Data records:
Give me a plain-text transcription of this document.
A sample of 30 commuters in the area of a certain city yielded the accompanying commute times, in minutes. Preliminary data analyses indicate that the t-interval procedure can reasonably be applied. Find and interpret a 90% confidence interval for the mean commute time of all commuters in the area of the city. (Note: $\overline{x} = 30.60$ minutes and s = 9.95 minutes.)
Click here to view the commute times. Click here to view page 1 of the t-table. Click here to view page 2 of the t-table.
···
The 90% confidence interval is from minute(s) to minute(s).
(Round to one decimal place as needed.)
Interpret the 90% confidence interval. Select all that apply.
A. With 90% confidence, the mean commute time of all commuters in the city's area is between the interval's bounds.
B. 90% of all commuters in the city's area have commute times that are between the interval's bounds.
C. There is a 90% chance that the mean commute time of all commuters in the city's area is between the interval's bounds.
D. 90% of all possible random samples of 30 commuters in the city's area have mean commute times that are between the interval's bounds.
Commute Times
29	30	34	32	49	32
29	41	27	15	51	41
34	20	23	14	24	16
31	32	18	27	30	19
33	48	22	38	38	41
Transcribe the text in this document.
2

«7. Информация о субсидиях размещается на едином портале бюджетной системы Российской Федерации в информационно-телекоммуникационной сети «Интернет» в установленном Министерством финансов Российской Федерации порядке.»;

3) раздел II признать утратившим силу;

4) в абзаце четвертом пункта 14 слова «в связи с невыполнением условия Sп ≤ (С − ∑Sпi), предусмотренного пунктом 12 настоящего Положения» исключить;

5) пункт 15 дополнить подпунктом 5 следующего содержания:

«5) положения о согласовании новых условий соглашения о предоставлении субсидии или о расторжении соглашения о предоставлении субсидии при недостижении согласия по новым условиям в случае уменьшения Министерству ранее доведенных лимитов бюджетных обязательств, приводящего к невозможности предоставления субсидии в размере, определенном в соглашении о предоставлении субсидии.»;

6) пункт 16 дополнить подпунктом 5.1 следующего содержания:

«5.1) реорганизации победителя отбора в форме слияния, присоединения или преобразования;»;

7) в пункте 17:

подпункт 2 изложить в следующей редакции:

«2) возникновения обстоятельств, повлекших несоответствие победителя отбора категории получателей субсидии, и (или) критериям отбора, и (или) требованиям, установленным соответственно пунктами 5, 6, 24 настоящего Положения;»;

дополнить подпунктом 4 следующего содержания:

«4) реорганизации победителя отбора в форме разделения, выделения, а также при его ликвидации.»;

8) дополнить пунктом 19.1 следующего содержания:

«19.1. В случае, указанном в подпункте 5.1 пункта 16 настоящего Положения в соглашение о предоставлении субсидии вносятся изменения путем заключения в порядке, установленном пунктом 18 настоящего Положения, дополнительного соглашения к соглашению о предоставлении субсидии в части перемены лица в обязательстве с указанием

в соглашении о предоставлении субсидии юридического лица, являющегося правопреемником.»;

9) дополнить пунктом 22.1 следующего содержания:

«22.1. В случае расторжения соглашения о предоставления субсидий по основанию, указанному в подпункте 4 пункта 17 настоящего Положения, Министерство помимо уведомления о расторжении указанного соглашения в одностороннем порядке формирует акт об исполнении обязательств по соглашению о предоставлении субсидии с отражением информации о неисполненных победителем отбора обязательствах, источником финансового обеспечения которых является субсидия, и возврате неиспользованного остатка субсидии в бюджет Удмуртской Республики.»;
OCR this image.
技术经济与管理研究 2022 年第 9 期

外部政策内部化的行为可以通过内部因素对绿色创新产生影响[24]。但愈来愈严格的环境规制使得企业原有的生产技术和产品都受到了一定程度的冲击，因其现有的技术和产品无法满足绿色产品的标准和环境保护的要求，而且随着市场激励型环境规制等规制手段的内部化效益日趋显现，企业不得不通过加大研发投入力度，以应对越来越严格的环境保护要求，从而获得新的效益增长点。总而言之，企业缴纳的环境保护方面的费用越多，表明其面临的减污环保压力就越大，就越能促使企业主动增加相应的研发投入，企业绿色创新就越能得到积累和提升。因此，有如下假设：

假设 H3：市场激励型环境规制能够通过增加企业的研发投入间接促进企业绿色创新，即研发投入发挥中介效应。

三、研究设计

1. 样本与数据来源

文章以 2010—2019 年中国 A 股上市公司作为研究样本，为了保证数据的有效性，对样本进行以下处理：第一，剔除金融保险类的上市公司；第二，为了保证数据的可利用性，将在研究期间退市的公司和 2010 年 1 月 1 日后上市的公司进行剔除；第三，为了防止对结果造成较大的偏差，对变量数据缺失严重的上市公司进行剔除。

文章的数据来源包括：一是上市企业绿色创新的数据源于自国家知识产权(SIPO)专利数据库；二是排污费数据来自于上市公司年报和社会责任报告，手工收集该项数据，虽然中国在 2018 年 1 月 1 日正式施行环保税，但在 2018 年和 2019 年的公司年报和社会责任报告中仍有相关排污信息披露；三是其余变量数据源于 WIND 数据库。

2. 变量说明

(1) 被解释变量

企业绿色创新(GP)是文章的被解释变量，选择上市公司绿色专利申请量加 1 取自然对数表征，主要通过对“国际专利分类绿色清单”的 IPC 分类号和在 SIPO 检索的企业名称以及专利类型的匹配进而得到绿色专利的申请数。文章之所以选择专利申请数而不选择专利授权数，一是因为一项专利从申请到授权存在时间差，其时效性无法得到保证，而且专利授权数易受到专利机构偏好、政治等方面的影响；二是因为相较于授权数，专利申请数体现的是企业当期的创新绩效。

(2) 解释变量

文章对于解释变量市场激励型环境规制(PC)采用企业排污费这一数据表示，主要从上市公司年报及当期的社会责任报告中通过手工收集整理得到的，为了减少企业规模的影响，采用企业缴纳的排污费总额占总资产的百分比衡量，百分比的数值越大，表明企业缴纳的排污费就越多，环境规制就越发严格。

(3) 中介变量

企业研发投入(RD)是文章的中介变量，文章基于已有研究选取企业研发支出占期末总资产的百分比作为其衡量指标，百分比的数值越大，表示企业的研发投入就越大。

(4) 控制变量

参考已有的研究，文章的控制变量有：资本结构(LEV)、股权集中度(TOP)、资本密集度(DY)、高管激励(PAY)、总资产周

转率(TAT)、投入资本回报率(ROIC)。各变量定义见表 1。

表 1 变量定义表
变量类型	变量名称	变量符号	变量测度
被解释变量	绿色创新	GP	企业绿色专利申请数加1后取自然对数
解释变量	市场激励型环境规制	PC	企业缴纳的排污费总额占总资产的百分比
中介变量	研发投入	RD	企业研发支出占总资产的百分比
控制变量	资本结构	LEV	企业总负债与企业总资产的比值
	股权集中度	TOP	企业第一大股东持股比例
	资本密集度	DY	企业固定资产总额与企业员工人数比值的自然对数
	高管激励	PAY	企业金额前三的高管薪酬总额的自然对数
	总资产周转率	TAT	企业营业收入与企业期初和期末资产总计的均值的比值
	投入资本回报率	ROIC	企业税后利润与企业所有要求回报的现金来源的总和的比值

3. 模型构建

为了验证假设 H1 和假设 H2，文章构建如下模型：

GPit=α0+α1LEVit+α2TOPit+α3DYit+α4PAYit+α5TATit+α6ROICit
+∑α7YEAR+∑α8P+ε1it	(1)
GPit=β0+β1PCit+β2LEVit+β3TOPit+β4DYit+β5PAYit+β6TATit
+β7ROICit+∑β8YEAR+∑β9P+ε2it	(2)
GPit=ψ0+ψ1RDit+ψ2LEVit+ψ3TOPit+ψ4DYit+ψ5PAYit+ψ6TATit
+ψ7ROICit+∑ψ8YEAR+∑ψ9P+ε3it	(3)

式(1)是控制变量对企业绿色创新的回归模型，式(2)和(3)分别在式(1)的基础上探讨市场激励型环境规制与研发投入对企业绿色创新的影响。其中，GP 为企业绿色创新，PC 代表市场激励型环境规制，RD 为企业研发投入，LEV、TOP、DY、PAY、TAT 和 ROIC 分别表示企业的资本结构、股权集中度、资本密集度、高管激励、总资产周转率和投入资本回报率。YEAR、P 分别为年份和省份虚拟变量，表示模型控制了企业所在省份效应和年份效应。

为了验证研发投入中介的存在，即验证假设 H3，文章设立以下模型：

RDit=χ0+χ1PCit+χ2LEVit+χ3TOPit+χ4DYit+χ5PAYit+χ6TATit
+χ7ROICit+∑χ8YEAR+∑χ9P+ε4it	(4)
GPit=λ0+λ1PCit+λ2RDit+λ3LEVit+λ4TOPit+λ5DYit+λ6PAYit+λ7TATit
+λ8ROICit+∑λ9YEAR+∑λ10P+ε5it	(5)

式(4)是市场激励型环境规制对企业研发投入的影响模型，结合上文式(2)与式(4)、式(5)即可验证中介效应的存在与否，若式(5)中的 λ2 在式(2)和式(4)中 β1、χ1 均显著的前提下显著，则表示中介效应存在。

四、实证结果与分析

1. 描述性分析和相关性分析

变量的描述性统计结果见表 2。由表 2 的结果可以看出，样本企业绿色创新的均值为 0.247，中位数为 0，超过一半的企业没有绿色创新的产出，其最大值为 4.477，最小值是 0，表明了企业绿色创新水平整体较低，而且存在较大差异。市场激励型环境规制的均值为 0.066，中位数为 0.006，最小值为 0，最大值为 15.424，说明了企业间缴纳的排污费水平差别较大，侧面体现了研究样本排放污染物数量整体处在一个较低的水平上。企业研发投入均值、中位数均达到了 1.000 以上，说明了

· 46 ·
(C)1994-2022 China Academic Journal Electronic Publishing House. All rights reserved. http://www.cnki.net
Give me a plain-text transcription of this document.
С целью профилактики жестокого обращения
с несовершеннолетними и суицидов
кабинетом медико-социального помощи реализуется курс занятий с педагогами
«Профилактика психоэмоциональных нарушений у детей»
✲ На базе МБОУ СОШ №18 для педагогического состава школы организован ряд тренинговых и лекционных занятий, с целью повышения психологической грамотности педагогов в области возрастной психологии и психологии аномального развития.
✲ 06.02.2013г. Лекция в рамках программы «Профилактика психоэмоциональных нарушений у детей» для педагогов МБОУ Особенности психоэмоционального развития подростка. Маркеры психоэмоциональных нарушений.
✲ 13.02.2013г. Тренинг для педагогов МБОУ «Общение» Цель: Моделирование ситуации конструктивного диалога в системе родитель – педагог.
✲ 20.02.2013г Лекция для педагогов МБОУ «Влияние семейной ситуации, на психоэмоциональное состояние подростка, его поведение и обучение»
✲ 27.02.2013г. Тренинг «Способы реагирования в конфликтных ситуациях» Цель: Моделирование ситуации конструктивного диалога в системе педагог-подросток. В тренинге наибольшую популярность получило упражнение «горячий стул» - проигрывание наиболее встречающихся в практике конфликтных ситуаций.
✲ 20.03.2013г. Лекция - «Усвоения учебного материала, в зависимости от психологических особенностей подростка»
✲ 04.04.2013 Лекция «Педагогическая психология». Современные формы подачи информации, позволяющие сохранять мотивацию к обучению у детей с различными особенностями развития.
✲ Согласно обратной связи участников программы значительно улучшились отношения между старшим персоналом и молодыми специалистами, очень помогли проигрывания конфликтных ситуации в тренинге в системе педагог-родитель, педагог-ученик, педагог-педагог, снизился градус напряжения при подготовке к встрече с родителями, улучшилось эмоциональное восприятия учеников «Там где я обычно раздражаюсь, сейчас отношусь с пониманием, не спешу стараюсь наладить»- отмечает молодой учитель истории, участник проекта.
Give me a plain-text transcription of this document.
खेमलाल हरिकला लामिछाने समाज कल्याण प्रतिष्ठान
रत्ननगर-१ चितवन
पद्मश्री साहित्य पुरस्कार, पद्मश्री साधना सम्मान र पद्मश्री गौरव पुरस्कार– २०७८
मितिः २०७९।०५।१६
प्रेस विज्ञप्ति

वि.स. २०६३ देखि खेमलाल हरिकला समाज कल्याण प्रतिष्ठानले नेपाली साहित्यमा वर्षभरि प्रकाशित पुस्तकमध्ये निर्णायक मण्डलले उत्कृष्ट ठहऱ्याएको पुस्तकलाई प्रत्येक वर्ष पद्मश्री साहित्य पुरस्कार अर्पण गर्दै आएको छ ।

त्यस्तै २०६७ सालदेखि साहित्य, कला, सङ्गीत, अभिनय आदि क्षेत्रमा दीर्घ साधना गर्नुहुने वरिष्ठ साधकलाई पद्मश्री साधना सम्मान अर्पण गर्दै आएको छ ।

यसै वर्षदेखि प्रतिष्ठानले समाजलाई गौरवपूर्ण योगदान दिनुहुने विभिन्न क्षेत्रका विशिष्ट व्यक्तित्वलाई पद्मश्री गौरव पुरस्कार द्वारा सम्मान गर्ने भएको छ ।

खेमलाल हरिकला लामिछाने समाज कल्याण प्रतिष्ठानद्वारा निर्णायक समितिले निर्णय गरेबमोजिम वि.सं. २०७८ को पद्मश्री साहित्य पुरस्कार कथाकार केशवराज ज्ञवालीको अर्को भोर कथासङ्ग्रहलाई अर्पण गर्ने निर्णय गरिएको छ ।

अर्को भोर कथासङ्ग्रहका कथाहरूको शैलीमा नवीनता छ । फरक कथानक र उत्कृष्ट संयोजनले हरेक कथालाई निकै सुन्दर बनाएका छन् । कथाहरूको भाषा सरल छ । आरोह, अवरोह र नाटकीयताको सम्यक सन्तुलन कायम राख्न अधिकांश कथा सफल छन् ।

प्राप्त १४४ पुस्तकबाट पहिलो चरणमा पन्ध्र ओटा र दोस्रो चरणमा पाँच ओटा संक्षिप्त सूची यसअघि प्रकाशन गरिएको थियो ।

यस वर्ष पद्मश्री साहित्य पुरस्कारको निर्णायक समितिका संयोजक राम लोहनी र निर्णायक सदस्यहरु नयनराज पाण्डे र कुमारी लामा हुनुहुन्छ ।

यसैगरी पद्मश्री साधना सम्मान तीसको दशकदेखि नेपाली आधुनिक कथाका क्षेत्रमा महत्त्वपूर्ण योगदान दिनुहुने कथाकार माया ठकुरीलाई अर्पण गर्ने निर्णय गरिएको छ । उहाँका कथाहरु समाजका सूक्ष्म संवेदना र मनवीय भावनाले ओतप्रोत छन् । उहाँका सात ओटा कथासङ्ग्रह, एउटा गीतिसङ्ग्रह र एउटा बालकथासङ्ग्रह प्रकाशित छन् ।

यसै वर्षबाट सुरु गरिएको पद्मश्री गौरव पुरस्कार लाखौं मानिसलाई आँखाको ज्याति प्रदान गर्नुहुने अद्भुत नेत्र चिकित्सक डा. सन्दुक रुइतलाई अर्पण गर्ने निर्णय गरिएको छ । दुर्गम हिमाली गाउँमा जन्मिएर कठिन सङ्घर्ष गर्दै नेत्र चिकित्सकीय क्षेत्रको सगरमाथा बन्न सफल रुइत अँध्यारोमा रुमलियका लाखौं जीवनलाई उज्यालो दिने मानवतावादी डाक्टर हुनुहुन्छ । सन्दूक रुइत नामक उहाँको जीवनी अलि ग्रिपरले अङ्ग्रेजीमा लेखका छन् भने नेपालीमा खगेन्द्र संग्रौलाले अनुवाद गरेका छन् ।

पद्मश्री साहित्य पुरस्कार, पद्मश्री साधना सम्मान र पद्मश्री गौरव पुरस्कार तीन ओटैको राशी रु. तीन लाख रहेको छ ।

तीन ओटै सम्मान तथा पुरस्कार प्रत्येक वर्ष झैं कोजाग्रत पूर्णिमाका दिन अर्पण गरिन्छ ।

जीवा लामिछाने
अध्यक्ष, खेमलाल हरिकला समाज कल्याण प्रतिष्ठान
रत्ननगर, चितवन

**REQUIREMENTS**:
In the material above, find the lines that contain "Моделирование" and show them.

**RESULT BELOW**:
✲ 13.02.2013г. Тренинг для педагогов МБОУ «Общение» Цель: Моделирование ситуации конструктивного диалога в системе родитель – педагог.
✲ 27.02.2013г. Тренинг «Способы реагирования в конфликтных ситуациях» Цель: Моделирование ситуации конструктивного диалога в системе педагог-подросток. В тренинге наибольшую популярность получило упражнение «горячий стул» - проигрывание наиболее встречающихся в практике конфликтных ситуаций.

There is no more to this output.